Prompt –
Within the data that follows, how many lines carry the string "flexão"? Give the number alone.

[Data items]
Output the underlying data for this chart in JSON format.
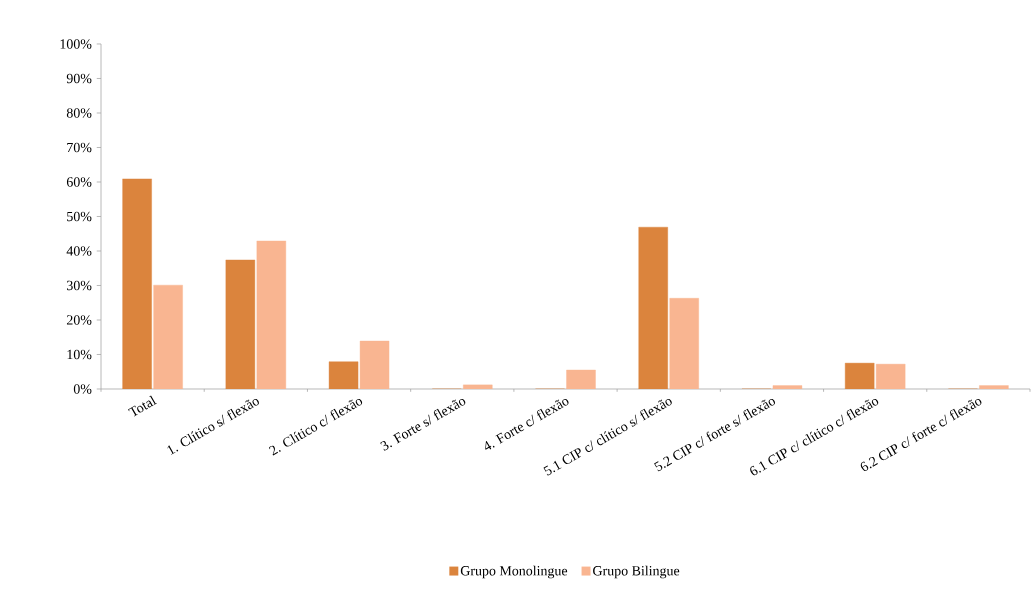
{
  "chart_data": {
    "type": "bar",
    "categories": [
      "Total",
      "1. Clítico s/ flexão",
      "2. Clítico c/ flexão",
      "3. Forte s/ flexão",
      "4. Forte c/ flexão",
      "5.1 CIP c/ clítico s/ flexão",
      "5.2 CIP c/ forte s/ flexão",
      "6.1 CIP c/ clítico c/ flexão",
      "6.2 CIP c/ forte c/ flexão"
    ],
    "series": [
      {
        "name": "Grupo Monolingue",
        "color": "#db843d",
        "values": [
          60.9,
          37.4,
          7.9,
          0,
          0,
          46.9,
          0,
          7.5,
          0
        ]
      },
      {
        "name": "Grupo Bilingue",
        "color": "#f9b591",
        "values": [
          30.1,
          42.9,
          13.9,
          1.2,
          5.5,
          26.3,
          1.0,
          7.2,
          1.0
        ]
      }
    ],
    "ylim": [
      0,
      100
    ],
    "yticks": [
      {
        "value": 0,
        "label": "0%"
      },
      {
        "value": 10,
        "label": "10%"
      },
      {
        "value": 20,
        "label": "20%"
      },
      {
        "value": 30,
        "label": "30%"
      },
      {
        "value": 40,
        "label": "40%"
      },
      {
        "value": 50,
        "label": "50%"
      },
      {
        "value": 60,
        "label": "60%"
      },
      {
        "value": 70,
        "label": "70%"
      },
      {
        "value": 80,
        "label": "80%"
      },
      {
        "value": 90,
        "label": "90%"
      },
      {
        "value": 100,
        "label": "100%"
      }
    ],
    "grid": false,
    "legend": "bottom"
  }
}
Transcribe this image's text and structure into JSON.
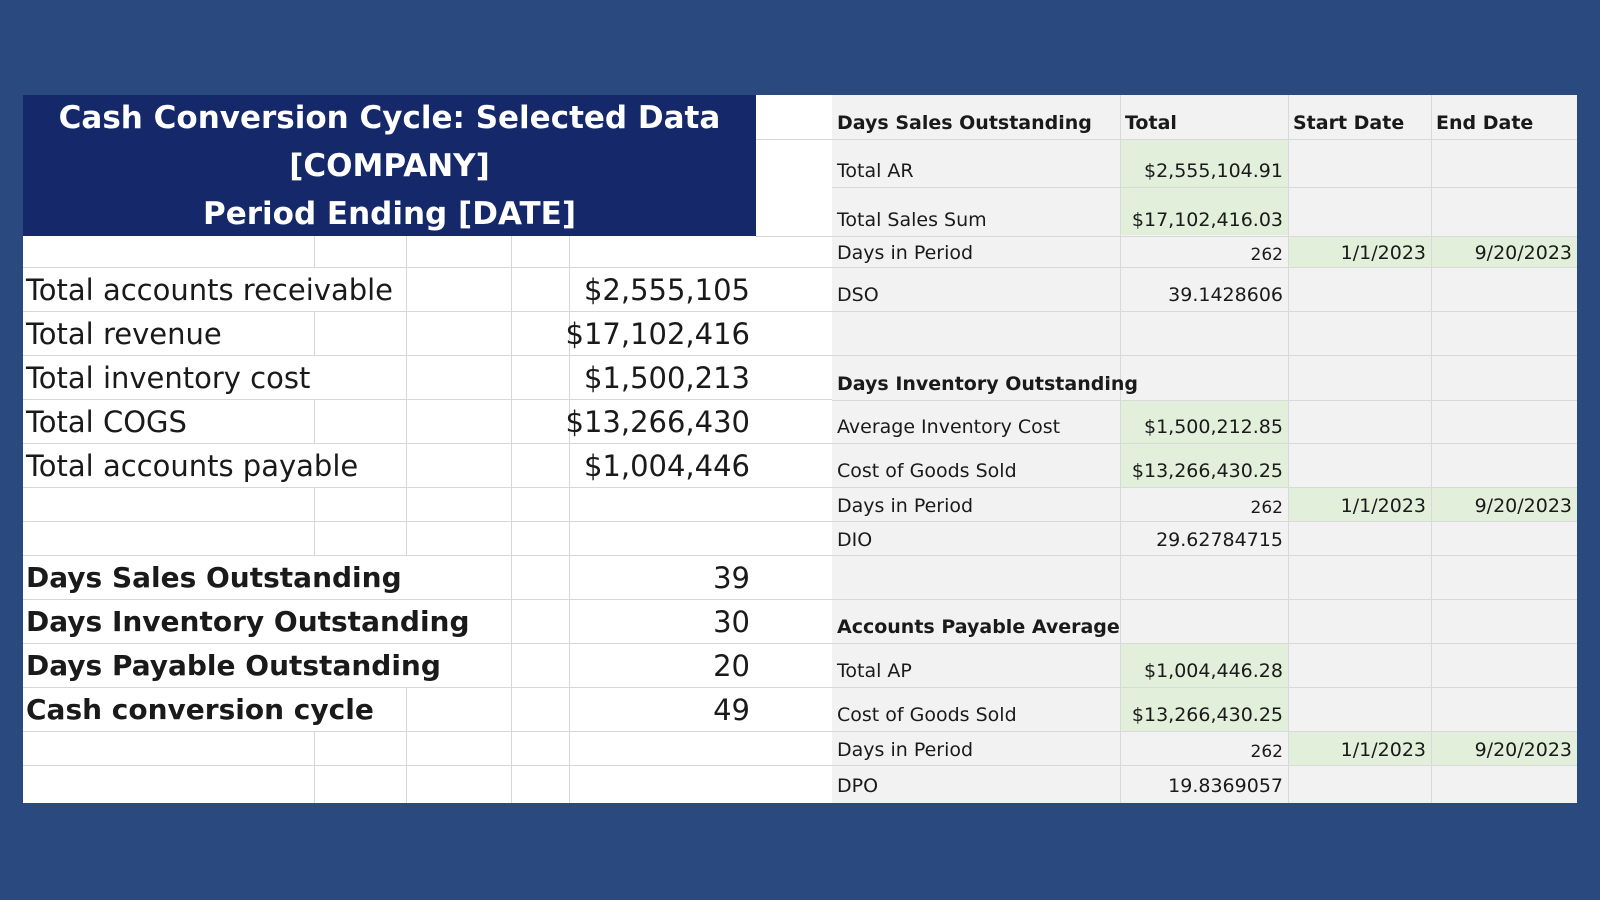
{
  "title": {
    "line1": "Cash Conversion Cycle: Selected Data",
    "line2": "[COMPANY]",
    "line3": "Period Ending [DATE]"
  },
  "summary": {
    "totals": [
      {
        "label": "Total accounts receivable",
        "value": "$2,555,105"
      },
      {
        "label": "Total revenue",
        "value": "$17,102,416"
      },
      {
        "label": "Total inventory cost",
        "value": "$1,500,213"
      },
      {
        "label": "Total COGS",
        "value": "$13,266,430"
      },
      {
        "label": "Total accounts payable",
        "value": "$1,004,446"
      }
    ],
    "metrics": [
      {
        "label": "Days Sales Outstanding",
        "value": "39"
      },
      {
        "label": "Days Inventory Outstanding",
        "value": "30"
      },
      {
        "label": "Days Payable Outstanding",
        "value": "20"
      },
      {
        "label": "Cash conversion cycle",
        "value": "49"
      }
    ]
  },
  "calc": {
    "headers": {
      "label": "Days Sales Outstanding",
      "total": "Total",
      "start": "Start Date",
      "end": "End Date"
    },
    "dso": {
      "total_ar": {
        "label": "Total AR",
        "value": "$2,555,104.91"
      },
      "total_sales": {
        "label": "Total Sales Sum",
        "value": "$17,102,416.03"
      },
      "days": {
        "label": "Days in Period",
        "value": "262",
        "start": "1/1/2023",
        "end": "9/20/2023"
      },
      "result": {
        "label": "DSO",
        "value": "39.1428606"
      }
    },
    "dio": {
      "heading": "Days Inventory Outstanding",
      "avg_inventory": {
        "label": "Average Inventory Cost",
        "value": "$1,500,212.85"
      },
      "cogs": {
        "label": "Cost of Goods Sold",
        "value": "$13,266,430.25"
      },
      "days": {
        "label": "Days in Period",
        "value": "262",
        "start": "1/1/2023",
        "end": "9/20/2023"
      },
      "result": {
        "label": "DIO",
        "value": "29.62784715"
      }
    },
    "dpo": {
      "heading": "Accounts Payable Average",
      "total_ap": {
        "label": "Total AP",
        "value": "$1,004,446.28"
      },
      "cogs": {
        "label": "Cost of Goods Sold",
        "value": "$13,266,430.25"
      },
      "days": {
        "label": "Days in Period",
        "value": "262",
        "start": "1/1/2023",
        "end": "9/20/2023"
      },
      "result": {
        "label": "DPO",
        "value": "19.8369057"
      }
    }
  },
  "colors": {
    "background": "#2a4a7f",
    "title_fill": "#14286a",
    "input_fill": "#e2efda",
    "calc_fill": "#f2f2f2"
  }
}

Exercise result –
8